● DATASET EXTRACT

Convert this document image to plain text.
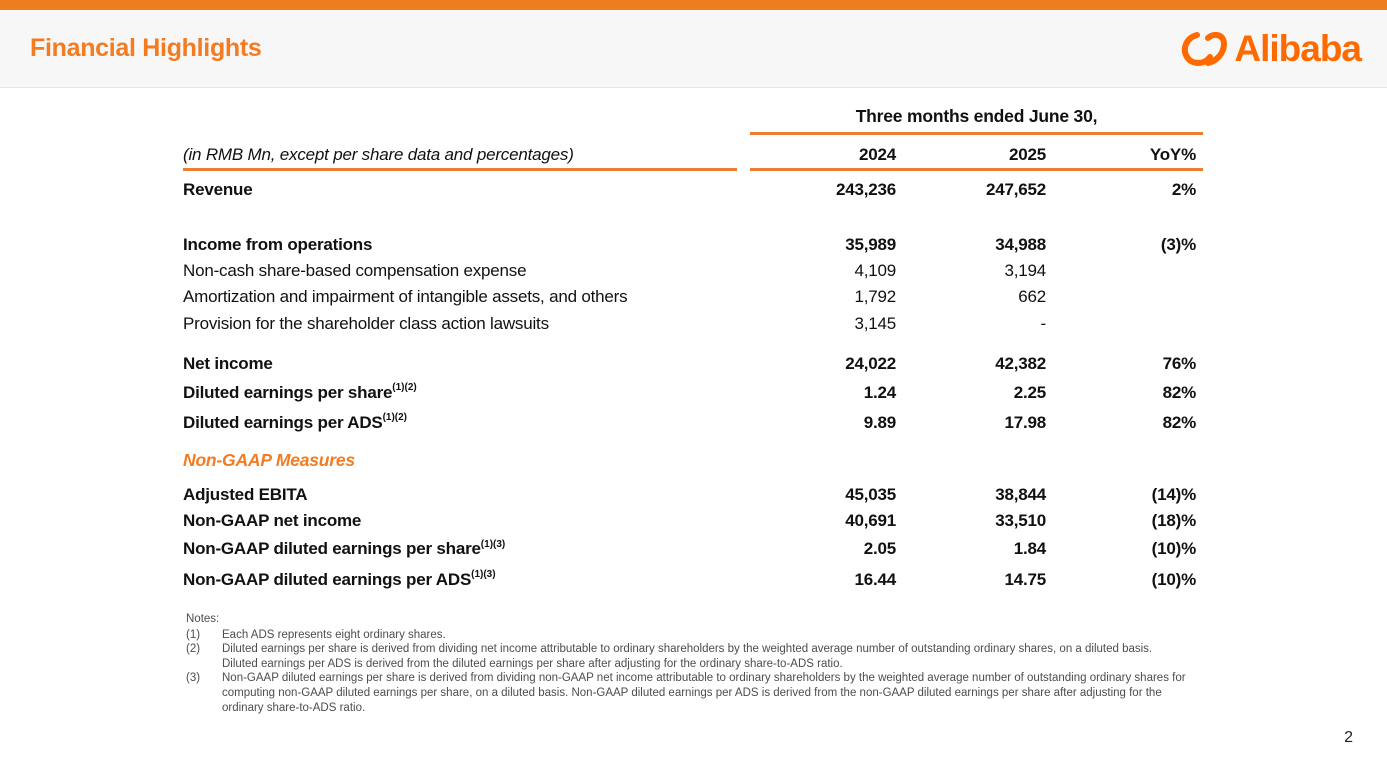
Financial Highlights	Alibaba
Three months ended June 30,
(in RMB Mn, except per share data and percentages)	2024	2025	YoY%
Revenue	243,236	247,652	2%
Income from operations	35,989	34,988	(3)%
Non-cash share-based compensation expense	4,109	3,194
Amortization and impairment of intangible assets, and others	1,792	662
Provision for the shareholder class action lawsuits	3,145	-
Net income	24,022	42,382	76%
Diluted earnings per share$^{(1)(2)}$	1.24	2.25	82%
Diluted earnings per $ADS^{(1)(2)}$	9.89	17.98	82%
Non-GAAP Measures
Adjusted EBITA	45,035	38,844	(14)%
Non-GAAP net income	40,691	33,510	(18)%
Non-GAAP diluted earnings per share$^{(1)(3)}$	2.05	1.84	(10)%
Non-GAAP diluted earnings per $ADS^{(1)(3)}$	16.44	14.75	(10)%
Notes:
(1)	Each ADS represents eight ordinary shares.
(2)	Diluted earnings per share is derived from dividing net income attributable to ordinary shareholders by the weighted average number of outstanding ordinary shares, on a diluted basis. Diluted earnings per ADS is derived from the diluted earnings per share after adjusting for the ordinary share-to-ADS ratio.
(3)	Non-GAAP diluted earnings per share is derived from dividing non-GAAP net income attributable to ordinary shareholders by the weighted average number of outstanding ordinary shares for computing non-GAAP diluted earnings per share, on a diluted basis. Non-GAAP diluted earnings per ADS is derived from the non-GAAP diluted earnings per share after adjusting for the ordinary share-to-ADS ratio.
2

==

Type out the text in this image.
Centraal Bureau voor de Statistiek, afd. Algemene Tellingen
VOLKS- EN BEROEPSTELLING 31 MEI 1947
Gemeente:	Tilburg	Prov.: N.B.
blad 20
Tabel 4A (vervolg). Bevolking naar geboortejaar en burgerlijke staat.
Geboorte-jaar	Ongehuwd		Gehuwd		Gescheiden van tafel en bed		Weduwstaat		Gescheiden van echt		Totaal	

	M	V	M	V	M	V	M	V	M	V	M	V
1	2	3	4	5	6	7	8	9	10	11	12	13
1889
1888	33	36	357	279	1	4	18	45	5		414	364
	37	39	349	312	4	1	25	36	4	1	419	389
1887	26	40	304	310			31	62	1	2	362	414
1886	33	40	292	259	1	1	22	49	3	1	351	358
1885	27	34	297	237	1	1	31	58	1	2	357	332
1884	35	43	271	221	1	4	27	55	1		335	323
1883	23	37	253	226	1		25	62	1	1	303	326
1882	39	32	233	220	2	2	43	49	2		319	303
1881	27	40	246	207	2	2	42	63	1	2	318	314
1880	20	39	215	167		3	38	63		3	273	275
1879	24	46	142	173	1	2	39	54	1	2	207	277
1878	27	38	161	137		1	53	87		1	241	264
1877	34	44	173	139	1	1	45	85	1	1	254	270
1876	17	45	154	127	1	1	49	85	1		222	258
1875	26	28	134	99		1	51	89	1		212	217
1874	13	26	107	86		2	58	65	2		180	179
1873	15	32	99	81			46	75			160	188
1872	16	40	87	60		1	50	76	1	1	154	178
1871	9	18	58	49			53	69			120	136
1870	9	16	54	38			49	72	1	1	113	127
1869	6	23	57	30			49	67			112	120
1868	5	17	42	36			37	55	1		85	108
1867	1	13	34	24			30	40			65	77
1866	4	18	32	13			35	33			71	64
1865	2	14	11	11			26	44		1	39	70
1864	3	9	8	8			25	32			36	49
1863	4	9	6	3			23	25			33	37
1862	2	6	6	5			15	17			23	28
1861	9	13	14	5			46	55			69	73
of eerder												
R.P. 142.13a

==

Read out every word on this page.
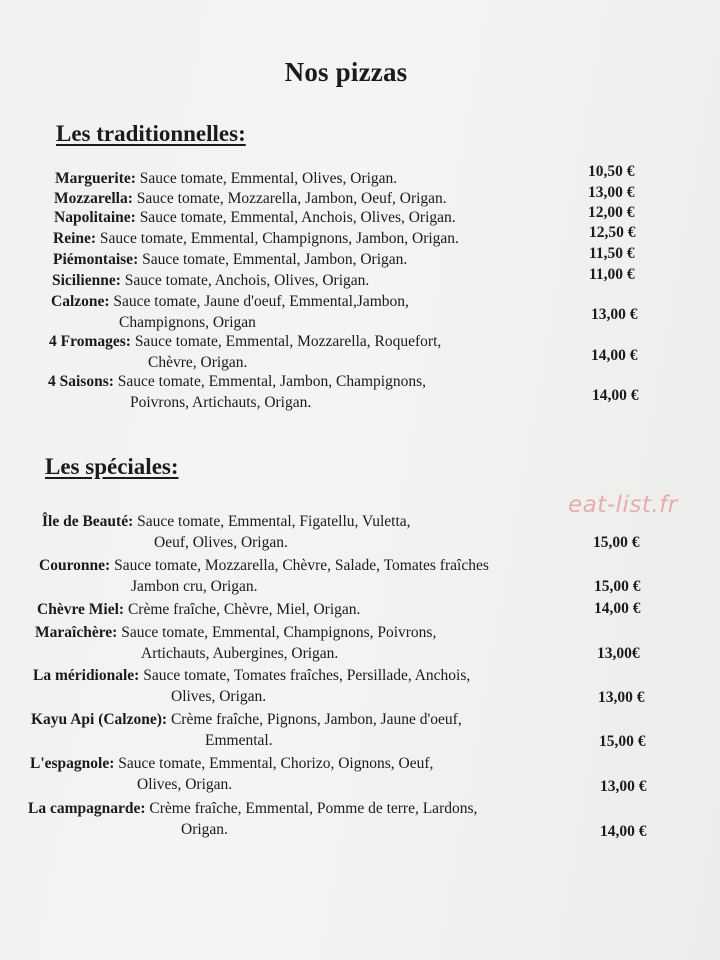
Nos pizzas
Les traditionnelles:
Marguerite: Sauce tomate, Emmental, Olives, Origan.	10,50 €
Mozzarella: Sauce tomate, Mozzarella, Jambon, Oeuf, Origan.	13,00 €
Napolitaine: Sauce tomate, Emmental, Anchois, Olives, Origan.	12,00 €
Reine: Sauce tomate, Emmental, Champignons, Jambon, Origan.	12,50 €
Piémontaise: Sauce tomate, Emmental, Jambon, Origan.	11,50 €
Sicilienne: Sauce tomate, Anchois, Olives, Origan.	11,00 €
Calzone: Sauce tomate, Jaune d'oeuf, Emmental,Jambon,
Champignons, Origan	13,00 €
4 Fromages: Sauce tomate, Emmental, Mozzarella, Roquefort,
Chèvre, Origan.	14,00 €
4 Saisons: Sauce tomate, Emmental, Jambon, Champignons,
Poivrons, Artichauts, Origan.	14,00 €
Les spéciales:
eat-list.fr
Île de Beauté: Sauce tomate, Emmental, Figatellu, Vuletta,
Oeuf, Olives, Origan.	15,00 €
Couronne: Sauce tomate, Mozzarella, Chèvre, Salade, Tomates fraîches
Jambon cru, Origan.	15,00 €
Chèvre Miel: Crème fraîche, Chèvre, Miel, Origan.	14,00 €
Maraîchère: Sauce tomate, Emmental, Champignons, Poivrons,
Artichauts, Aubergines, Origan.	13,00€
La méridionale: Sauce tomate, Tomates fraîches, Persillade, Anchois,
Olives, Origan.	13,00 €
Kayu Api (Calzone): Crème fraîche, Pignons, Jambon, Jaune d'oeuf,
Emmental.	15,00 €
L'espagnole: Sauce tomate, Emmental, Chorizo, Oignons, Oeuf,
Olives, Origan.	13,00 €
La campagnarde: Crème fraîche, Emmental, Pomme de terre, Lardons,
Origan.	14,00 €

● TASK DIRECTIONS
Give the number of lines in the material above that have the word "fraîches" in them, and nothing more.

● ANSWER IN FULL
2